* Given request
Rewrite the listing below with each "earth eyes" switched to "Earth Eyes" and everything else left unchanged, omitting the picture.

* Data listing
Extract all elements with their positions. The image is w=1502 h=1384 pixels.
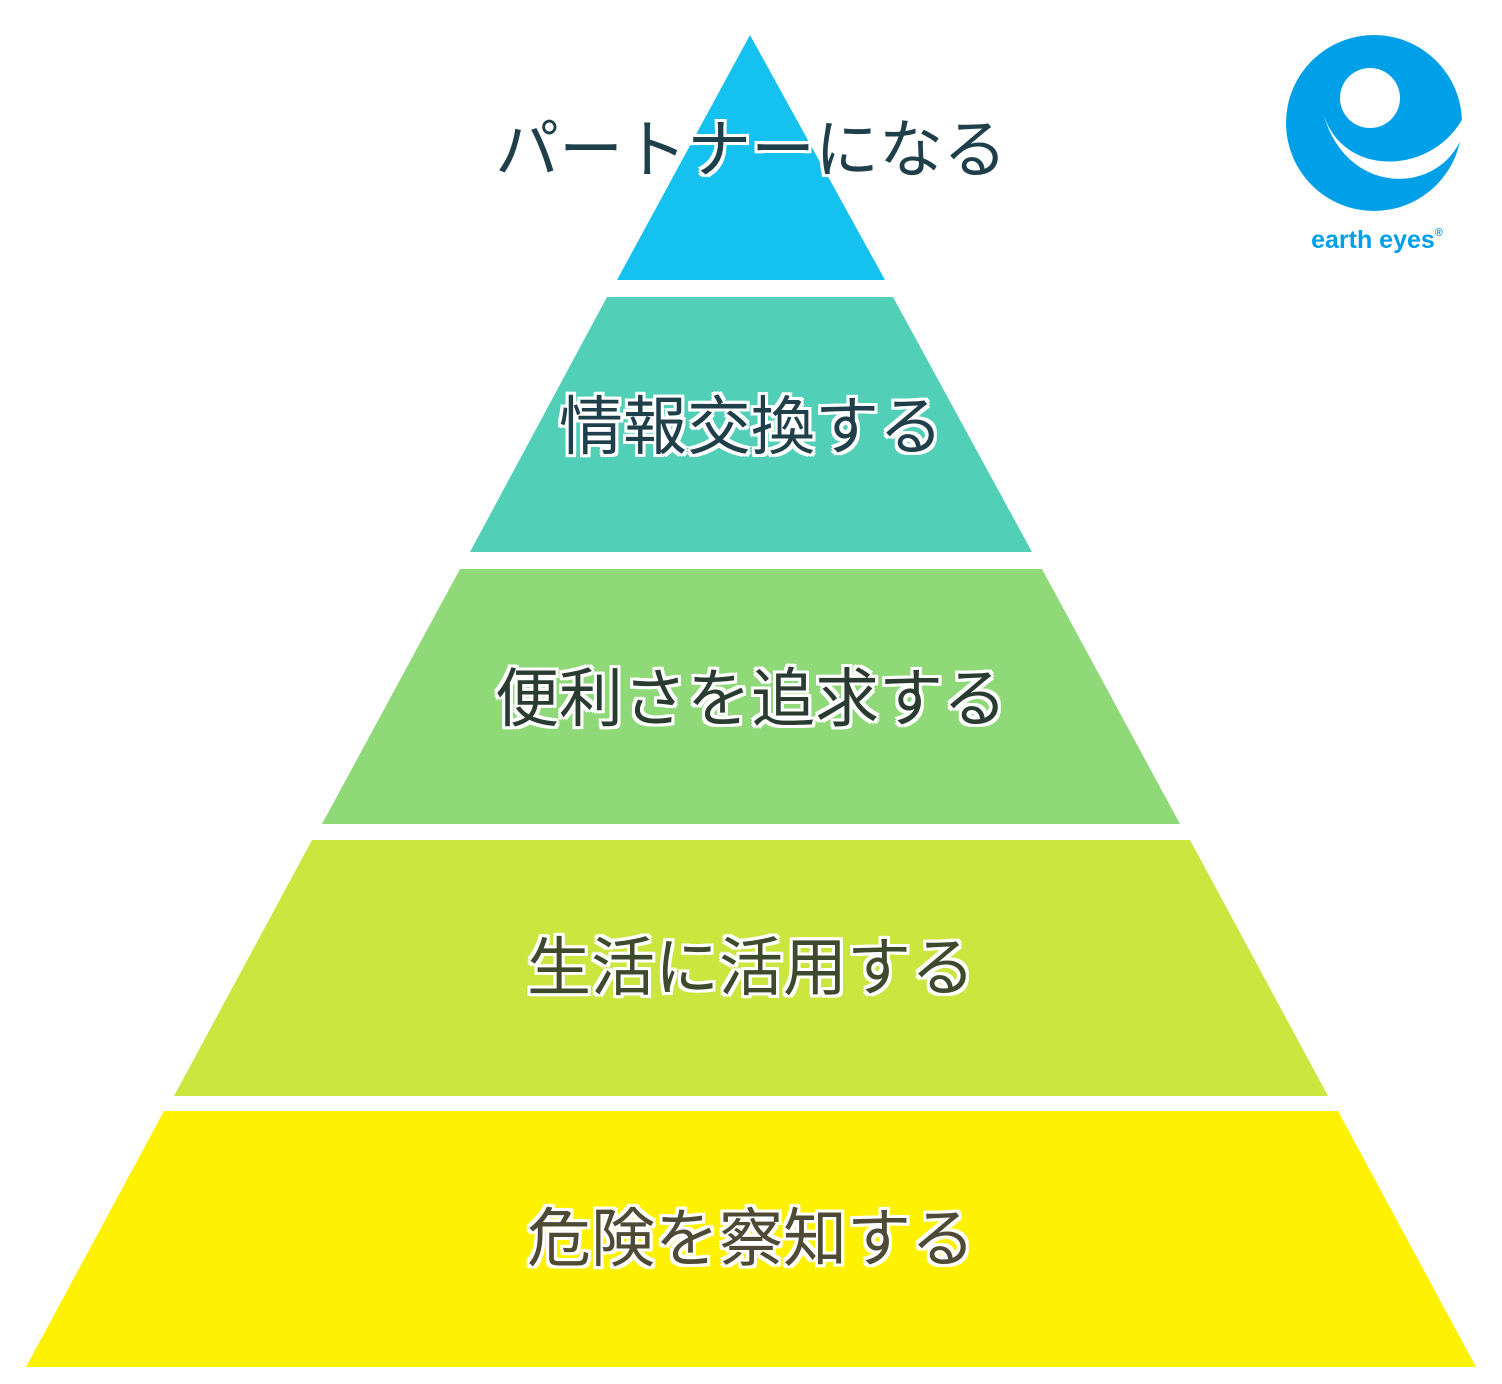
earth-eyes-logo-mark — [1286, 35, 1464, 211]
tier-label-partner: パートナーになる — [495, 114, 1007, 188]
tier-utilize-in-life — [174, 840, 1328, 1096]
earth-eyes-logo: earth eyes® — [1282, 28, 1472, 258]
tier-detect-danger — [26, 1111, 1476, 1367]
tier-label-detect-danger: 危険を察知する — [527, 1203, 975, 1277]
tier-pursue-convenience — [322, 569, 1180, 824]
tier-partner — [617, 35, 885, 280]
tier-label-pursue-convenience: 便利さを追求する — [495, 663, 1007, 737]
tier-label-information-exchange: 情報交換する — [559, 391, 943, 465]
tier-label-utilize-in-life: 生活に活用する — [527, 932, 975, 1006]
logo-wordmark: earth eyes® — [1311, 226, 1443, 254]
tier-information-exchange — [470, 297, 1032, 552]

* Problem solution
Extract all elements with their positions. The image is w=1502 h=1384 pixels.
earth-eyes-logo-mark — [1286, 35, 1464, 211]
tier-label-partner: パートナーになる — [495, 114, 1007, 188]
tier-utilize-in-life — [174, 840, 1328, 1096]
earth-eyes-logo: Earth Eyes® — [1282, 28, 1472, 258]
tier-detect-danger — [26, 1111, 1476, 1367]
tier-label-detect-danger: 危険を察知する — [527, 1203, 975, 1277]
tier-pursue-convenience — [322, 569, 1180, 824]
tier-partner — [617, 35, 885, 280]
tier-label-pursue-convenience: 便利さを追求する — [495, 663, 1007, 737]
tier-label-information-exchange: 情報交換する — [559, 391, 943, 465]
tier-label-utilize-in-life: 生活に活用する — [527, 932, 975, 1006]
logo-wordmark: Earth Eyes® — [1311, 226, 1443, 254]
tier-information-exchange — [470, 297, 1032, 552]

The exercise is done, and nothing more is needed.